#### [Text provided]
════════════════

Rao Muhammad Shahroze,a,* Mohamad Ridzwan Ishak,b Mohd. Sapuan Salit,b,c Zulkiflle Leman,a Mohammad Asim,c and Muthukumar Chandrasekar b

The aim of this study was to investigate the effect of nanoclay on the mechanical properties of sugar palm fiber-reinforced polyester composites. Organo-modified nanoclay (OMMT) was dispersed in unsaturated polyester resin at various weight contents from 1% to 5% using a mechanical stirrer. Naturally woven sugar palm fibers were reinforced in the nanoclay-modified resin, which were then hot compressed to form the composites. The effect of the OMMT weight content on the tensile, flexural, and impact properties of the composites were analyzed. The addition of OMMT resulted in a noticeable improvement in all of the investigated properties, until a certain weight percentage. The tensile properties showed the best improvements at a 2% nanoclay content. However, the 4% nanoclay content resulted in the best enhancements to the flexural and impact properties.

════════════════

#### [Extracted data]
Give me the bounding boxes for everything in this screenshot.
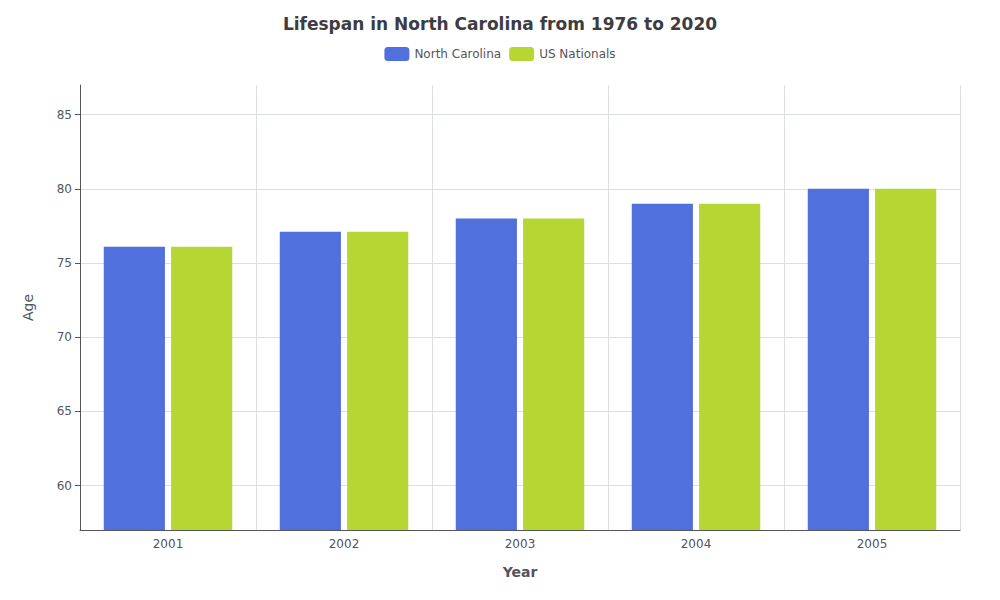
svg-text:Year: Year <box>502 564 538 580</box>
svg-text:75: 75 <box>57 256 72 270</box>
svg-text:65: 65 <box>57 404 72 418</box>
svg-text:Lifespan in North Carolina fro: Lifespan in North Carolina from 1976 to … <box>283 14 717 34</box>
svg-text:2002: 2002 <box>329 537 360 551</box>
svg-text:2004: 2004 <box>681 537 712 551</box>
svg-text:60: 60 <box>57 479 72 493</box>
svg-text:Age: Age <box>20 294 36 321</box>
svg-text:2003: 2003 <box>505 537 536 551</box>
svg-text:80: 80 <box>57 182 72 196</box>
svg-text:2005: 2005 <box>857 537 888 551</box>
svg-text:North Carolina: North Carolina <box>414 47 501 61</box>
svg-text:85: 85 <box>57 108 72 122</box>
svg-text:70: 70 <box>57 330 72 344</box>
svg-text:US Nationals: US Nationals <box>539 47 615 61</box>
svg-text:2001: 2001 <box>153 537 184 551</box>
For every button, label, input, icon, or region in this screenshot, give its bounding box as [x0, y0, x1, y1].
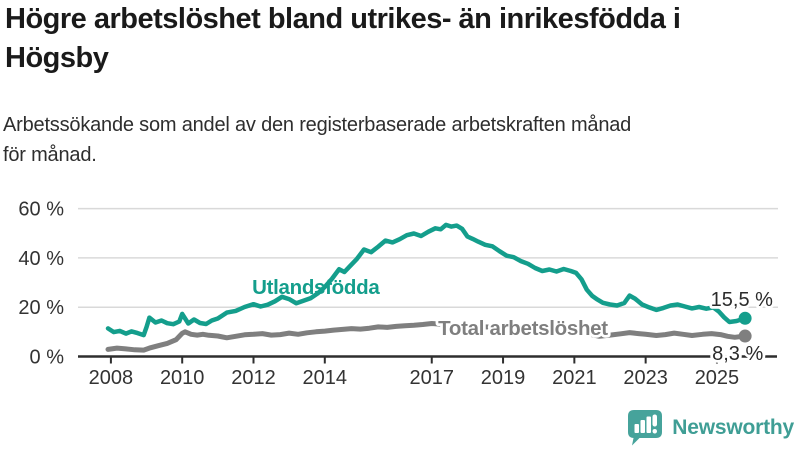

════════════════

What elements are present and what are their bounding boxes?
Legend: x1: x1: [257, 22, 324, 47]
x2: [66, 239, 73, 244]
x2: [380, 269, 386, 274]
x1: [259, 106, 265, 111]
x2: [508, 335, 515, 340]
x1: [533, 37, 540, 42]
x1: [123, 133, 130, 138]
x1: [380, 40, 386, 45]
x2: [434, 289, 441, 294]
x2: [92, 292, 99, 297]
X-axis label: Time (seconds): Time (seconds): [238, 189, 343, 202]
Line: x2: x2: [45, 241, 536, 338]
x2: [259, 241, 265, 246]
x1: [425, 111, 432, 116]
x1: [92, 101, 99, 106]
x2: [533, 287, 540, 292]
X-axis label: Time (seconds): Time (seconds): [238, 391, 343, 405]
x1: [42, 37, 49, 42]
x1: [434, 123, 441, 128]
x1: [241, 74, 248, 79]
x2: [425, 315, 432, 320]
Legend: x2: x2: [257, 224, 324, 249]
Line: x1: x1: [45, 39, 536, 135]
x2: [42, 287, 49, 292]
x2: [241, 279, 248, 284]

════════════════

#### [Written task 1]
Repeat the passage on nanoclay composites word for word, beginning at the words "The aim of this" and stopping after "and impact properties.".
#### [Written task 2]
Pull out every line of the rows that contains the string "label", copying each one unchanged.

#### [Task output 1]
The aim of this study was to investigate the effect of nanoclay on the mechanical properties of sugar palm fiber-reinforced polyester composites. Organo-modified nanoclay (OMMT) was dispersed in unsaturated polyester resin at various weight contents from 1% to 5% using a mechanical stirrer. Naturally woven sugar palm fibers were reinforced in the nanoclay-modified resin, which were then hot compressed to form the composites. The effect of the OMMT weight content on the tensile, flexural, and impact properties of the composites were analyzed. The addition of OMMT resulted in a noticeable improvement in all of the investigated properties, until a certain weight percentage. The tensile properties showed the best improvements at a 2% nanoclay content. However, the 4% nanoclay content resulted in the best enhancements to the flexural and impact properties.

#### [Task output 2]
For every button, label, input, icon, or region in this screenshot, give its bounding box as [x0, y0, x1, y1].
X-axis label: Time (seconds): Time (seconds): [238, 189, 343, 202]
X-axis label: Time (seconds): Time (seconds): [238, 391, 343, 405]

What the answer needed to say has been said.